>> begin DATASET RECORDS
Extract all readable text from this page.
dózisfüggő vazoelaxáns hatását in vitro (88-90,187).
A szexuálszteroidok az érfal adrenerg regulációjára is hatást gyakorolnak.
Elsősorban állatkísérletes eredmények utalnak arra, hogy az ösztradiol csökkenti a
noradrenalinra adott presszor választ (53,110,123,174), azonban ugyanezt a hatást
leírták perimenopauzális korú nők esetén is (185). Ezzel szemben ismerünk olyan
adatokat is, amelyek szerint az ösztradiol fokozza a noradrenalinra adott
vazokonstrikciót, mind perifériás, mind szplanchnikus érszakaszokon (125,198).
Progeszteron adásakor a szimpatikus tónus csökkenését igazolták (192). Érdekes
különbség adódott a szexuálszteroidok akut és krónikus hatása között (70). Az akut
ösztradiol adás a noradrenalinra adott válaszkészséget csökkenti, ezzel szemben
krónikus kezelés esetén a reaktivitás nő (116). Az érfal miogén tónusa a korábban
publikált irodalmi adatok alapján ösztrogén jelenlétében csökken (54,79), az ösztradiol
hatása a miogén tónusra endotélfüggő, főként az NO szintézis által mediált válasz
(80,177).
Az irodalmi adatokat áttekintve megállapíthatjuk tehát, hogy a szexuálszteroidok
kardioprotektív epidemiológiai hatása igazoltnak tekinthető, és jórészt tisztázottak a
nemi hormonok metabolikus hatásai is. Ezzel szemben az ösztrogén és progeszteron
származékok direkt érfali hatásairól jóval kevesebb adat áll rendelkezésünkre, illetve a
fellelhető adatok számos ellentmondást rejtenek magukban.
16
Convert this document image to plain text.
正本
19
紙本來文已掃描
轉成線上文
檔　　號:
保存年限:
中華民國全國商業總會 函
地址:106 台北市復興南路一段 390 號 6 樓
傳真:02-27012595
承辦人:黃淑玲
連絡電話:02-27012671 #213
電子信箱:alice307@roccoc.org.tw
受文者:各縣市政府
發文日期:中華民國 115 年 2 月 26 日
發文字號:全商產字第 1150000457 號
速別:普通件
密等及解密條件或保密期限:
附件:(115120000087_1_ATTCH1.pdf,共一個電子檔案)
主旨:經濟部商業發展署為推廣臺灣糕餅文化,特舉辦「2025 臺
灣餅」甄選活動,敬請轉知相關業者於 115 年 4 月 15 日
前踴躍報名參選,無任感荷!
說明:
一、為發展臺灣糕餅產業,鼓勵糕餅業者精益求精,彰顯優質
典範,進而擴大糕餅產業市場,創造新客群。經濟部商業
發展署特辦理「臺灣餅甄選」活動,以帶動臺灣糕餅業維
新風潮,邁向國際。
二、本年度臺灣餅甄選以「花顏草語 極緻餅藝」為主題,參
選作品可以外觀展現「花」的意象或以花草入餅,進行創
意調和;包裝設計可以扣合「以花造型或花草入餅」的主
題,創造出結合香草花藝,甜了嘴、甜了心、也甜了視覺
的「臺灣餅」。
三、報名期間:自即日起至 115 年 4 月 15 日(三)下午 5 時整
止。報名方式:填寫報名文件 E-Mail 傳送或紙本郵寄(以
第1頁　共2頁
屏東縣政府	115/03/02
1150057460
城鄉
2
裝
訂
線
>> end DATASET RECORDS
### WHAT THE TASK REQUIRES
Quote every line from the line containing "Convert this document image to plain text." through the closing line of the listing, including both.

### THE OUTPUT
Convert this document image to plain text.
正本
19
紙本來文已掃描
轉成線上文
檔　　號:
保存年限:
中華民國全國商業總會 函
地址:106 台北市復興南路一段 390 號 6 樓
傳真:02-27012595
承辦人:黃淑玲
連絡電話:02-27012671 #213
電子信箱:alice307@roccoc.org.tw
受文者:各縣市政府
發文日期:中華民國 115 年 2 月 26 日
發文字號:全商產字第 1150000457 號
速別:普通件
密等及解密條件或保密期限:
附件:(115120000087_1_ATTCH1.pdf,共一個電子檔案)
主旨:經濟部商業發展署為推廣臺灣糕餅文化,特舉辦「2025 臺
灣餅」甄選活動,敬請轉知相關業者於 115 年 4 月 15 日
前踴躍報名參選,無任感荷!
說明:
一、為發展臺灣糕餅產業,鼓勵糕餅業者精益求精,彰顯優質
典範,進而擴大糕餅產業市場,創造新客群。經濟部商業
發展署特辦理「臺灣餅甄選」活動,以帶動臺灣糕餅業維
新風潮,邁向國際。
二、本年度臺灣餅甄選以「花顏草語 極緻餅藝」為主題,參
選作品可以外觀展現「花」的意象或以花草入餅,進行創
意調和;包裝設計可以扣合「以花造型或花草入餅」的主
題,創造出結合香草花藝,甜了嘴、甜了心、也甜了視覺
的「臺灣餅」。
三、報名期間:自即日起至 115 年 4 月 15 日(三)下午 5 時整
止。報名方式:填寫報名文件 E-Mail 傳送或紙本郵寄(以
第1頁　共2頁
屏東縣政府	115/03/02
1150057460
城鄉
2
裝
訂
線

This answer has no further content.